Text segment →
· · ·

This adaptive parzen window estimator is based on the original papers and also refer the use of prior mean in this implementation.
- Parameters
mus – list of real values for observed mus.
low – real value for lower bound of points.
high – real value for upper bound of points.
prior_weight – real value for the weight of the prior mean.
equal_weight – bool value indicating if all points with equal weights.
flat_num – int value indicating the number of the most recent trials which get the full weight where the others will be applied with a linear ramp from 0 to 1.0. It will only take effect if equal_weight is False.
- orion.algo.tpe.compute_max_ei_point(points: numpy.ndarray | Sequence[numpy.ndarray], below_likelis: Sequence[float] | numpy.ndarray, above_likelis: Sequence[float] | numpy.ndarray) numpy.ndarray [source]¶
Compute ei among points based on their log likelihood and return the point with max ei.
- Parameters
points – list of point with real values.
below_likelis – list of log likelihood for each point in the good GMM.
above_likelis – list of log likelihood for each point in the bad GMM.
- orion.algo.tpe.ramp_up_weights(total_num: int, flat_num: int, equal_weight: bool) ndarray [source]¶
Adjust weights of observed trials.
- Parameters
total_num – total number of observed trials.
flat_num – the number of the most recent trials which get the full weight where the others will be applied with a linear ramp from 0 to 1.0. It will only take effect if equal_weight is False.
equal_weight – whether all the observed trails share the same weights.

· · ·

Goal of the exercise → In the orion.algo.tpe documentation, under what condition does the flat_num parameter take effect?

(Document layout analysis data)

· · ·

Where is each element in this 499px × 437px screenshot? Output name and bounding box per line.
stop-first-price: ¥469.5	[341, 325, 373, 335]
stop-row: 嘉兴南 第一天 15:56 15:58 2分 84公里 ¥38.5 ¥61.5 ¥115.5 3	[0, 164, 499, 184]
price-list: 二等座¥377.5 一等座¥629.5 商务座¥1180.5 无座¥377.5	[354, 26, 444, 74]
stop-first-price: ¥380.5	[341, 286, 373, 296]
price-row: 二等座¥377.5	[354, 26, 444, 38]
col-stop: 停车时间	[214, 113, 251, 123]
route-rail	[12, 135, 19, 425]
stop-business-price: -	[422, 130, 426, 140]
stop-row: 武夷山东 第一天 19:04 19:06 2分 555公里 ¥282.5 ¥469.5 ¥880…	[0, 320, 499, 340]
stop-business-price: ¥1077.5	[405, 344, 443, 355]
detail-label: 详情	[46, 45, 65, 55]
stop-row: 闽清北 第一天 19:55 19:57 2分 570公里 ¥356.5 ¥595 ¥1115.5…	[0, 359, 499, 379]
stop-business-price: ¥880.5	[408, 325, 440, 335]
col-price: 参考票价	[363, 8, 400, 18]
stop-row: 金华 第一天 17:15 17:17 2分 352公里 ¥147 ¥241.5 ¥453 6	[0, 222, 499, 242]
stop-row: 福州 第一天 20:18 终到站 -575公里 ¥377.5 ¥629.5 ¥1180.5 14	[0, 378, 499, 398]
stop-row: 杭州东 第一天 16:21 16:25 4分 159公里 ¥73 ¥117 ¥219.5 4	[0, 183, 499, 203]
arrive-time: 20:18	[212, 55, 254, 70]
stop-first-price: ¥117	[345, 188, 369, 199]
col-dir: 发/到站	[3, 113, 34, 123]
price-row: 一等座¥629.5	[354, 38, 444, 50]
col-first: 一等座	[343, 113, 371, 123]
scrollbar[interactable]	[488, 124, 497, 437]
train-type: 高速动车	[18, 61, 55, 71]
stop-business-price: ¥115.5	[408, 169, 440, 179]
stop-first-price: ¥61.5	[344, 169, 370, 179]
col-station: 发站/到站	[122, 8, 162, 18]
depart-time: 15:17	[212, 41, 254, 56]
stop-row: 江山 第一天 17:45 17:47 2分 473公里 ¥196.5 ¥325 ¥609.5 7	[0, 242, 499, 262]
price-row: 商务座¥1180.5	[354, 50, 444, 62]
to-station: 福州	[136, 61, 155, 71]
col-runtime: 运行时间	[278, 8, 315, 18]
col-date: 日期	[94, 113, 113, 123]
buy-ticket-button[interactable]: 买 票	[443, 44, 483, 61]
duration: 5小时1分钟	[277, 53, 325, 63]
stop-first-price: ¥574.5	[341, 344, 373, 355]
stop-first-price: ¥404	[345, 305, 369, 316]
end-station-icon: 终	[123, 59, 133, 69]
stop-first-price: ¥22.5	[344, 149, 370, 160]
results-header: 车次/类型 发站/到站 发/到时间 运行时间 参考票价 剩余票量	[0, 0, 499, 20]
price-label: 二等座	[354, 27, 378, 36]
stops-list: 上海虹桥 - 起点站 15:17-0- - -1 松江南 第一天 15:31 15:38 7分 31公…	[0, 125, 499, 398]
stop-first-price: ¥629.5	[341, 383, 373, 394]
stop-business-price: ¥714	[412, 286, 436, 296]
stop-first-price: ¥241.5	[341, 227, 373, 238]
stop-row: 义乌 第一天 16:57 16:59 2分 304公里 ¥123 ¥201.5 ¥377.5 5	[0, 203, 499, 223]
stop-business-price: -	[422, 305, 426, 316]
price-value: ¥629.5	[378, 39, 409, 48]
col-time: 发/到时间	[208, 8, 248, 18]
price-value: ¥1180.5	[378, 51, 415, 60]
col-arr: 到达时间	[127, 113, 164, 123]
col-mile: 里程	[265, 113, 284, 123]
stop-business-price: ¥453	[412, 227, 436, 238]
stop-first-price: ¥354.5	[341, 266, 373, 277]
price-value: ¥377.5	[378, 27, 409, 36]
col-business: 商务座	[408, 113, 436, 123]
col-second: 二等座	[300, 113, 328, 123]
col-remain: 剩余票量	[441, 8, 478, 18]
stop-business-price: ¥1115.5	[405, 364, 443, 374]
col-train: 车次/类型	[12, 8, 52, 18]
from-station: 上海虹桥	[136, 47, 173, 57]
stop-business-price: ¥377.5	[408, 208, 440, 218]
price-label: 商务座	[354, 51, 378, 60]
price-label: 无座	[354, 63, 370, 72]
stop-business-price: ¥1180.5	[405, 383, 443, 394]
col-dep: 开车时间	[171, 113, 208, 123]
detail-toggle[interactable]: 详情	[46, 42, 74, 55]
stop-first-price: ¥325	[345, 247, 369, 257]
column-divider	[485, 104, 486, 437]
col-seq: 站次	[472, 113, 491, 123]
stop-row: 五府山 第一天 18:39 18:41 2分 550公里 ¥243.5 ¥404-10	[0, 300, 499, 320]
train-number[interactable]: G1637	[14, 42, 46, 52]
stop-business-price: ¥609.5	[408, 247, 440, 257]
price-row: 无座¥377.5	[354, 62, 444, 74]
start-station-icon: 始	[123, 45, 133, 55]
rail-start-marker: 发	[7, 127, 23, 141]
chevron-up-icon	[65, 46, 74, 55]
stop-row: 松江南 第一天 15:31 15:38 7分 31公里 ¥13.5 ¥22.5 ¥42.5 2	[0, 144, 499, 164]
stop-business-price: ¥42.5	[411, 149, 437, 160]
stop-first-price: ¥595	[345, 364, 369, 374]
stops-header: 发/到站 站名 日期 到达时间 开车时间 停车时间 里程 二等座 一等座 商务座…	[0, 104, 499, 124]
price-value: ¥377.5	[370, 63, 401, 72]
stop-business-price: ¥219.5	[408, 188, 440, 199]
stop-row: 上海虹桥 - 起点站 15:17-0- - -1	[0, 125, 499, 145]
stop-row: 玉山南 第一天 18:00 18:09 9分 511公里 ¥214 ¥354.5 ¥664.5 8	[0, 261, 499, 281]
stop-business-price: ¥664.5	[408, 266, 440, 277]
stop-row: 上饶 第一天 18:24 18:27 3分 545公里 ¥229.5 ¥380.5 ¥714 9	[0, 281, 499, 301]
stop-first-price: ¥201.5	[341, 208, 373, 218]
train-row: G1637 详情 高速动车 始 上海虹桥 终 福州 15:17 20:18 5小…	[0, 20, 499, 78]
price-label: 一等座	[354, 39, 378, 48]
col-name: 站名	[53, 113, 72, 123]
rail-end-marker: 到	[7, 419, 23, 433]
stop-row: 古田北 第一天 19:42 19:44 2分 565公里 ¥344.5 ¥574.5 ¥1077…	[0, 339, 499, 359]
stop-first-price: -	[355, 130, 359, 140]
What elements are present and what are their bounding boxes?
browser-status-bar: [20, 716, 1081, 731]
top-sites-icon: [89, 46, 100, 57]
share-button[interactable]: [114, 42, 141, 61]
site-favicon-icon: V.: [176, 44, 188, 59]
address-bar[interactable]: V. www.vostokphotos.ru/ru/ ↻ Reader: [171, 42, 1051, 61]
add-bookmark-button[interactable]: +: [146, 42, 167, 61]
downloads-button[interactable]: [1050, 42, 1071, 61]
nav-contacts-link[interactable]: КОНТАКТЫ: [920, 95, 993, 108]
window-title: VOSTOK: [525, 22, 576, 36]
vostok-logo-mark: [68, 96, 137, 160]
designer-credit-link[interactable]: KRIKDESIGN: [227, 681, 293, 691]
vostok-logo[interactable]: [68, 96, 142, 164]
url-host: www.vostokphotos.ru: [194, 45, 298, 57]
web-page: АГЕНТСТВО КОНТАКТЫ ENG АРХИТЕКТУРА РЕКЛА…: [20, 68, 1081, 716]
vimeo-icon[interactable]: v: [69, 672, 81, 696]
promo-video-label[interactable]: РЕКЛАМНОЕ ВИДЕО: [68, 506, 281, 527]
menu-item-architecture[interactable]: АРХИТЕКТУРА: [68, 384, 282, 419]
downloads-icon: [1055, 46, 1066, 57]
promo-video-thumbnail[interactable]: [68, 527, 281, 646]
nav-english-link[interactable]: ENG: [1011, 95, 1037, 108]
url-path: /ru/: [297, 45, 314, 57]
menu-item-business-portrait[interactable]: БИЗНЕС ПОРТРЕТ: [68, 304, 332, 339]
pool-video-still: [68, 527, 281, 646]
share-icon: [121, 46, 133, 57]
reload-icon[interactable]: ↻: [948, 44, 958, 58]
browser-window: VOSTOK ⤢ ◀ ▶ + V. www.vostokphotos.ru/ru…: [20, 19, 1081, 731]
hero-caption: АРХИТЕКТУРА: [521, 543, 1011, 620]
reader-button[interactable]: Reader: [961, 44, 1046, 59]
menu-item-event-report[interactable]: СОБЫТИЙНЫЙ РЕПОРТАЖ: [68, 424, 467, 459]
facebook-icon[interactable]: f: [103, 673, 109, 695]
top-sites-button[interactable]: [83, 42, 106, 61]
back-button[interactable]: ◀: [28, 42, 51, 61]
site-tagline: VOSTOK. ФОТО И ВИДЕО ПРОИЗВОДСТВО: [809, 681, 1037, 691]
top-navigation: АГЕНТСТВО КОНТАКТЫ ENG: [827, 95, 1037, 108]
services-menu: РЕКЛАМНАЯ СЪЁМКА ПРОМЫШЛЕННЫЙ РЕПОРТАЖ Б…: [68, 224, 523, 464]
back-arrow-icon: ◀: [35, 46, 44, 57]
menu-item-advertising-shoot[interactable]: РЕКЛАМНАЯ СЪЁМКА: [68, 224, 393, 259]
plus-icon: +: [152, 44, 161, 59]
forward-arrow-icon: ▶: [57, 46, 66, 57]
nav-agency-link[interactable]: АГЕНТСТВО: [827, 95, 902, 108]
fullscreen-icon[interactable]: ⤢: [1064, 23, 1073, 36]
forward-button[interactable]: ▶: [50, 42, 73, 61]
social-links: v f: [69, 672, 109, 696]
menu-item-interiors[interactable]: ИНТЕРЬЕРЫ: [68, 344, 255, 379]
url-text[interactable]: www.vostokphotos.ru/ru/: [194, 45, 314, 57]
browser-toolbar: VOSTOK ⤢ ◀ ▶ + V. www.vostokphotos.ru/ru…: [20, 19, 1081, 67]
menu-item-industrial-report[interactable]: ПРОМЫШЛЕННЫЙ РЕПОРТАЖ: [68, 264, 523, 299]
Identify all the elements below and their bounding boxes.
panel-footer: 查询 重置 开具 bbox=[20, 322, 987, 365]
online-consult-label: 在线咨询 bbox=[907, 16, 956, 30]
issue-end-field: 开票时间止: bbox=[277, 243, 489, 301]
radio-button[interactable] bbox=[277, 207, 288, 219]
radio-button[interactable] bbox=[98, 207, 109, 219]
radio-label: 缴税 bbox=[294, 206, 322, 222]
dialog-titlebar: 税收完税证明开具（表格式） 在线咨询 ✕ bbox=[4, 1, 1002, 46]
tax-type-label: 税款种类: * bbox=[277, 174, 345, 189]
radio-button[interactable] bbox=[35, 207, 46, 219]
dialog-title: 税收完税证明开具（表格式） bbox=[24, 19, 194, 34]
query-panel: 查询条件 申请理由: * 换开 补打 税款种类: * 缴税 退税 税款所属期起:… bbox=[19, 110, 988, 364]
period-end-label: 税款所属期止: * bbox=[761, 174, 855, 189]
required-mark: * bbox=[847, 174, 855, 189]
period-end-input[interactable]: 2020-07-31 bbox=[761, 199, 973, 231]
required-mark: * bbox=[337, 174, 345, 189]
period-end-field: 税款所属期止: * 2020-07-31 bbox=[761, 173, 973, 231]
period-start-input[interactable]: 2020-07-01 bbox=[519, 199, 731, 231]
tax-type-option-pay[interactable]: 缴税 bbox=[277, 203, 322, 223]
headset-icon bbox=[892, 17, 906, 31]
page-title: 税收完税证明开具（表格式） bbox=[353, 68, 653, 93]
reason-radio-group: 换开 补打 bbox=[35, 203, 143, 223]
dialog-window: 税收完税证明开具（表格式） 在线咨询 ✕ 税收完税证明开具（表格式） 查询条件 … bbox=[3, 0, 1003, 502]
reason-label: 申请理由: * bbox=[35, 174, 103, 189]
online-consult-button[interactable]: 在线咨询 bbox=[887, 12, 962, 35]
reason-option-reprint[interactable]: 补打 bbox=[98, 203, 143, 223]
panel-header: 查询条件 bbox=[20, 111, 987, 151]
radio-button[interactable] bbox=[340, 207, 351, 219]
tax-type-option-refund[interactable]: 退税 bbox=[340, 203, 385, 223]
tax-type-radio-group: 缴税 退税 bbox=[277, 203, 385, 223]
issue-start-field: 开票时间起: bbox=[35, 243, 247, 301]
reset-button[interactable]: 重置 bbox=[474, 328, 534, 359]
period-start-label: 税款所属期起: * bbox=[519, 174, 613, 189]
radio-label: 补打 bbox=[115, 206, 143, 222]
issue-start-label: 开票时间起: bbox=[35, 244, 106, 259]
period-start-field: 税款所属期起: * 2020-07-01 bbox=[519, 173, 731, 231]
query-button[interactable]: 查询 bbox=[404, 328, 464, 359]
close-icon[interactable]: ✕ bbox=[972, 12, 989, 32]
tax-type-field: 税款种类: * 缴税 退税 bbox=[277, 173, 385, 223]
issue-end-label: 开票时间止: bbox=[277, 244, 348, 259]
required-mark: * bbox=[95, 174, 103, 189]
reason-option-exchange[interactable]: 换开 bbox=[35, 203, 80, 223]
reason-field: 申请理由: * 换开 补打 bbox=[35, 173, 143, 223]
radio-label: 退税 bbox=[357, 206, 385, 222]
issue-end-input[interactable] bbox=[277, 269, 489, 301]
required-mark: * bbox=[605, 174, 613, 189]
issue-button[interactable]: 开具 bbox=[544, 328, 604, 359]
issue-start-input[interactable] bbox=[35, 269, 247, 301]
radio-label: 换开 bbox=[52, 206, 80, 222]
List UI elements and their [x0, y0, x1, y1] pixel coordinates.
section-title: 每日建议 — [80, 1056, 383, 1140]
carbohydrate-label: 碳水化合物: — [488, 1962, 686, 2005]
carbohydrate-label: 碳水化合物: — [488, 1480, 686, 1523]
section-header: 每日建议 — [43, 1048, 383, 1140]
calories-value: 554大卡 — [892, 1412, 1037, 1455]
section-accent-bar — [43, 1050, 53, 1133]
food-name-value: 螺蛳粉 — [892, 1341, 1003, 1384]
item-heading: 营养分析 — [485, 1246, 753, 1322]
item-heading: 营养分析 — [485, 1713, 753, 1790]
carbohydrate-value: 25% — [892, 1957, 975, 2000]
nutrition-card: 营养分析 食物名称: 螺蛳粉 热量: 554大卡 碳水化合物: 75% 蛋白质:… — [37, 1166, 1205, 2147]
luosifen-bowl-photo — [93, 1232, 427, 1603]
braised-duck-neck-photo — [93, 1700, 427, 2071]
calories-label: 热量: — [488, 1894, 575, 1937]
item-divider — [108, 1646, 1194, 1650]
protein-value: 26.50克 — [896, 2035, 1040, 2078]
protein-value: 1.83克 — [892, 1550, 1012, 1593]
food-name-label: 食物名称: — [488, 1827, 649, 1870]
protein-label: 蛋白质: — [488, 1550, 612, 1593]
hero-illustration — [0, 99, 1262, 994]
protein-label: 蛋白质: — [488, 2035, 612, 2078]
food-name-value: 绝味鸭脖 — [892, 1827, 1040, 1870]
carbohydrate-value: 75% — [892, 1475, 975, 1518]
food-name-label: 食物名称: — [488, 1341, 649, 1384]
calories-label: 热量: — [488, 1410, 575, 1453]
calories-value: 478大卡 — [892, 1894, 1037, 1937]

· · ·

Your response → Only if equal_weight is False.